Records from a dataset
"""

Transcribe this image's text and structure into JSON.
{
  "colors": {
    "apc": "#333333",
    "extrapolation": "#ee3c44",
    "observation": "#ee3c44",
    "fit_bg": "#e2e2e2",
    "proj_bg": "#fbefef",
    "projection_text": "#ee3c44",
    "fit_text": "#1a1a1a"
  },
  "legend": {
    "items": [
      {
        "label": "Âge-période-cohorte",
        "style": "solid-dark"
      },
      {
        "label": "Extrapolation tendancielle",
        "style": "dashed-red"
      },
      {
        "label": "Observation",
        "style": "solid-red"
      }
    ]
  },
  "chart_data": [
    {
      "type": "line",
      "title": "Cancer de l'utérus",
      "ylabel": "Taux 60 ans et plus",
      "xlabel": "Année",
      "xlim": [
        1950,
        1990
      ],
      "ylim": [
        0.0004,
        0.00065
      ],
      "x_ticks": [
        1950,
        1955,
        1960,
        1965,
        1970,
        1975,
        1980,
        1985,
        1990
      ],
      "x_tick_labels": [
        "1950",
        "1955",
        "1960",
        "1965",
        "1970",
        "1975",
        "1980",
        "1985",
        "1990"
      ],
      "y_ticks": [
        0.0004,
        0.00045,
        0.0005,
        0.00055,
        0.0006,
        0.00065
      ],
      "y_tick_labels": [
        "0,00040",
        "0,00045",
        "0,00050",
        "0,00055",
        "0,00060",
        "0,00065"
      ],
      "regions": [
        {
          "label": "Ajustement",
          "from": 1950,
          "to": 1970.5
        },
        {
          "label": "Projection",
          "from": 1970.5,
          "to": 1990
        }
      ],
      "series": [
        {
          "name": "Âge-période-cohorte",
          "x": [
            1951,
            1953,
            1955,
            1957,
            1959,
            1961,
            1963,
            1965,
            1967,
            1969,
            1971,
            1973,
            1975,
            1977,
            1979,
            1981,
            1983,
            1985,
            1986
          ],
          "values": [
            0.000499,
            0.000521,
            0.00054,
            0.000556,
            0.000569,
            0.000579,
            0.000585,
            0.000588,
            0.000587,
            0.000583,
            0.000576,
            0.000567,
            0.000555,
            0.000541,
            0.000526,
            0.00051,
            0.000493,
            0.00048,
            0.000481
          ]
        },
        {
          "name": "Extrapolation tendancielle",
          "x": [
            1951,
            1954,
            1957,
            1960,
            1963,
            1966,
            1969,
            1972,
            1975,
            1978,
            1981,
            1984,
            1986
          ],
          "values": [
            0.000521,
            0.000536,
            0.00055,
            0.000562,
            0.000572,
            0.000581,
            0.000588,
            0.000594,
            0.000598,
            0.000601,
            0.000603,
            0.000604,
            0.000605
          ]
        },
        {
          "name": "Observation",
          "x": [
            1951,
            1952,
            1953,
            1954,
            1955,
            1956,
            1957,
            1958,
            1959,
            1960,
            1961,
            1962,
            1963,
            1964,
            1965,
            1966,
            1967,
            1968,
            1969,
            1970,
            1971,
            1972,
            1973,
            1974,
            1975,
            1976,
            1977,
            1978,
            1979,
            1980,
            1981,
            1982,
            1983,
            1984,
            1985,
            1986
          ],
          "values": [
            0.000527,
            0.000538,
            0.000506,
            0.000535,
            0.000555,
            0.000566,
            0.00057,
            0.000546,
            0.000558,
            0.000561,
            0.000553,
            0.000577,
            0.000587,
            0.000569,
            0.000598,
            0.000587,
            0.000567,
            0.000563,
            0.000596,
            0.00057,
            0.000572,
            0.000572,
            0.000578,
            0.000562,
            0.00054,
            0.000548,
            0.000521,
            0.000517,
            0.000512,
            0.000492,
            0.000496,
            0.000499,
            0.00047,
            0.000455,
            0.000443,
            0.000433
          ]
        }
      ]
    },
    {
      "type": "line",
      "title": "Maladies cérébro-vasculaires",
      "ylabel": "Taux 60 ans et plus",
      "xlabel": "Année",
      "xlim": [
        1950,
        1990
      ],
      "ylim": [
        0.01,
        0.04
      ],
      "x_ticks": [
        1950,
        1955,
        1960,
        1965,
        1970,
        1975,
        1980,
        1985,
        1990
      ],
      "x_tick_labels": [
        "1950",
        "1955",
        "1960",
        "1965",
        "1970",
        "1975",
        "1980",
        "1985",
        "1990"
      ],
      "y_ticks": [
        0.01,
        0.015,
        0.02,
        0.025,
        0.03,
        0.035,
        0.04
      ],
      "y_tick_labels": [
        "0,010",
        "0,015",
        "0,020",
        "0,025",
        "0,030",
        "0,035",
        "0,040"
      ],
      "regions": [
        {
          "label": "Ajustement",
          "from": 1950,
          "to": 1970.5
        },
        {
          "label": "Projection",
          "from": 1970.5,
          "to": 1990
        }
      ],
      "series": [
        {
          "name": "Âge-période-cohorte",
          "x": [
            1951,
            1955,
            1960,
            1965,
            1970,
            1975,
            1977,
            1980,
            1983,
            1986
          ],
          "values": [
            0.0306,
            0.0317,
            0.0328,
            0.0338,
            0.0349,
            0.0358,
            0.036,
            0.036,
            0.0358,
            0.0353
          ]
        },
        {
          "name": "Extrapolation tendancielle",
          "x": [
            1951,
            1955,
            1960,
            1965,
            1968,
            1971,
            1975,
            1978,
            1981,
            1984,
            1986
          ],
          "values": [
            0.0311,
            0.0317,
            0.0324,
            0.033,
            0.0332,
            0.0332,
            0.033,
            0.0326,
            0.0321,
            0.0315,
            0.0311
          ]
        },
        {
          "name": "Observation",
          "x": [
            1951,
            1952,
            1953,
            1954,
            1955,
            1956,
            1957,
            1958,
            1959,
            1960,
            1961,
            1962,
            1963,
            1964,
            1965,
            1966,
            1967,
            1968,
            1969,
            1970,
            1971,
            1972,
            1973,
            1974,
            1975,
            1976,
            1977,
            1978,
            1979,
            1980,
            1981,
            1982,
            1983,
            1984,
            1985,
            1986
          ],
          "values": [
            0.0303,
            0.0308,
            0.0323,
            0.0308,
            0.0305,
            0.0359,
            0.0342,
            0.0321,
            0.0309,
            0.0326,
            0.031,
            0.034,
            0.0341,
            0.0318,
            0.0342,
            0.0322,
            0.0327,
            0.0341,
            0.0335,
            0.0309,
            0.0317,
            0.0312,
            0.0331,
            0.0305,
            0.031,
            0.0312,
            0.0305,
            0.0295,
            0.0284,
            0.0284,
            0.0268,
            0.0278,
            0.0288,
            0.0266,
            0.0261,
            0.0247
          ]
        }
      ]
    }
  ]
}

"""

### Requirements
Copy out each record exactly as given, omitting none.

### Solution to this task
Transcribe this image's text and structure into JSON.
{
  "colors": {
    "apc": "#333333",
    "extrapolation": "#ee3c44",
    "observation": "#ee3c44",
    "fit_bg": "#e2e2e2",
    "proj_bg": "#fbefef",
    "projection_text": "#ee3c44",
    "fit_text": "#1a1a1a"
  },
  "legend": {
    "items": [
      {
        "label": "Âge-période-cohorte",
        "style": "solid-dark"
      },
      {
        "label": "Extrapolation tendancielle",
        "style": "dashed-red"
      },
      {
        "label": "Observation",
        "style": "solid-red"
      }
    ]
  },
  "chart_data": [
    {
      "type": "line",
      "title": "Cancer de l'utérus",
      "ylabel": "Taux 60 ans et plus",
      "xlabel": "Année",
      "xlim": [
        1950,
        1990
      ],
      "ylim": [
        0.0004,
        0.00065
      ],
      "x_ticks": [
        1950,
        1955,
        1960,
        1965,
        1970,
        1975,
        1980,
        1985,
        1990
      ],
      "x_tick_labels": [
        "1950",
        "1955",
        "1960",
        "1965",
        "1970",
        "1975",
        "1980",
        "1985",
        "1990"
      ],
      "y_ticks": [
        0.0004,
        0.00045,
        0.0005,
        0.00055,
        0.0006,
        0.00065
      ],
      "y_tick_labels": [
        "0,00040",
        "0,00045",
        "0,00050",
        "0,00055",
        "0,00060",
        "0,00065"
      ],
      "regions": [
        {
          "label": "Ajustement",
          "from": 1950,
          "to": 1970.5
        },
        {
          "label": "Projection",
          "from": 1970.5,
          "to": 1990
        }
      ],
      "series": [
        {
          "name": "Âge-période-cohorte",
          "x": [
            1951,
            1953,
            1955,
            1957,
            1959,
            1961,
            1963,
            1965,
            1967,
            1969,
            1971,
            1973,
            1975,
            1977,
            1979,
            1981,
            1983,
            1985,
            1986
          ],
          "values": [
            0.000499,
            0.000521,
            0.00054,
            0.000556,
            0.000569,
            0.000579,
            0.000585,
            0.000588,
            0.000587,
            0.000583,
            0.000576,
            0.000567,
            0.000555,
            0.000541,
            0.000526,
            0.00051,
            0.000493,
            0.00048,
            0.000481
          ]
        },
        {
          "name": "Extrapolation tendancielle",
          "x": [
            1951,
            1954,
            1957,
            1960,
            1963,
            1966,
            1969,
            1972,
            1975,
            1978,
            1981,
            1984,
            1986
          ],
          "values": [
            0.000521,
            0.000536,
            0.00055,
            0.000562,
            0.000572,
            0.000581,
            0.000588,
            0.000594,
            0.000598,
            0.000601,
            0.000603,
            0.000604,
            0.000605
          ]
        },
        {
          "name": "Observation",
          "x": [
            1951,
            1952,
            1953,
            1954,
            1955,
            1956,
            1957,
            1958,
            1959,
            1960,
            1961,
            1962,
            1963,
            1964,
            1965,
            1966,
            1967,
            1968,
            1969,
            1970,
            1971,
            1972,
            1973,
            1974,
            1975,
            1976,
            1977,
            1978,
            1979,
            1980,
            1981,
            1982,
            1983,
            1984,
            1985,
            1986
          ],
          "values": [
            0.000527,
            0.000538,
            0.000506,
            0.000535,
            0.000555,
            0.000566,
            0.00057,
            0.000546,
            0.000558,
            0.000561,
            0.000553,
            0.000577,
            0.000587,
            0.000569,
            0.000598,
            0.000587,
            0.000567,
            0.000563,
            0.000596,
            0.00057,
            0.000572,
            0.000572,
            0.000578,
            0.000562,
            0.00054,
            0.000548,
            0.000521,
            0.000517,
            0.000512,
            0.000492,
            0.000496,
            0.000499,
            0.00047,
            0.000455,
            0.000443,
            0.000433
          ]
        }
      ]
    },
    {
      "type": "line",
      "title": "Maladies cérébro-vasculaires",
      "ylabel": "Taux 60 ans et plus",
      "xlabel": "Année",
      "xlim": [
        1950,
        1990
      ],
      "ylim": [
        0.01,
        0.04
      ],
      "x_ticks": [
        1950,
        1955,
        1960,
        1965,
        1970,
        1975,
        1980,
        1985,
        1990
      ],
      "x_tick_labels": [
        "1950",
        "1955",
        "1960",
        "1965",
        "1970",
        "1975",
        "1980",
        "1985",
        "1990"
      ],
      "y_ticks": [
        0.01,
        0.015,
        0.02,
        0.025,
        0.03,
        0.035,
        0.04
      ],
      "y_tick_labels": [
        "0,010",
        "0,015",
        "0,020",
        "0,025",
        "0,030",
        "0,035",
        "0,040"
      ],
      "regions": [
        {
          "label": "Ajustement",
          "from": 1950,
          "to": 1970.5
        },
        {
          "label": "Projection",
          "from": 1970.5,
          "to": 1990
        }
      ],
      "series": [
        {
          "name": "Âge-période-cohorte",
          "x": [
            1951,
            1955,
            1960,
            1965,
            1970,
            1975,
            1977,
            1980,
            1983,
            1986
          ],
          "values": [
            0.0306,
            0.0317,
            0.0328,
            0.0338,
            0.0349,
            0.0358,
            0.036,
            0.036,
            0.0358,
            0.0353
          ]
        },
        {
          "name": "Extrapolation tendancielle",
          "x": [
            1951,
            1955,
            1960,
            1965,
            1968,
            1971,
            1975,
            1978,
            1981,
            1984,
            1986
          ],
          "values": [
            0.0311,
            0.0317,
            0.0324,
            0.033,
            0.0332,
            0.0332,
            0.033,
            0.0326,
            0.0321,
            0.0315,
            0.0311
          ]
        },
        {
          "name": "Observation",
          "x": [
            1951,
            1952,
            1953,
            1954,
            1955,
            1956,
            1957,
            1958,
            1959,
            1960,
            1961,
            1962,
            1963,
            1964,
            1965,
            1966,
            1967,
            1968,
            1969,
            1970,
            1971,
            1972,
            1973,
            1974,
            1975,
            1976,
            1977,
            1978,
            1979,
            1980,
            1981,
            1982,
            1983,
            1984,
            1985,
            1986
          ],
          "values": [
            0.0303,
            0.0308,
            0.0323,
            0.0308,
            0.0305,
            0.0359,
            0.0342,
            0.0321,
            0.0309,
            0.0326,
            0.031,
            0.034,
            0.0341,
            0.0318,
            0.0342,
            0.0322,
            0.0327,
            0.0341,
            0.0335,
            0.0309,
            0.0317,
            0.0312,
            0.0331,
            0.0305,
            0.031,
            0.0312,
            0.0305,
            0.0295,
            0.0284,
            0.0284,
            0.0268,
            0.0278,
            0.0288,
            0.0266,
            0.0261,
            0.0247
          ]
        }
      ]
    }
  ]
}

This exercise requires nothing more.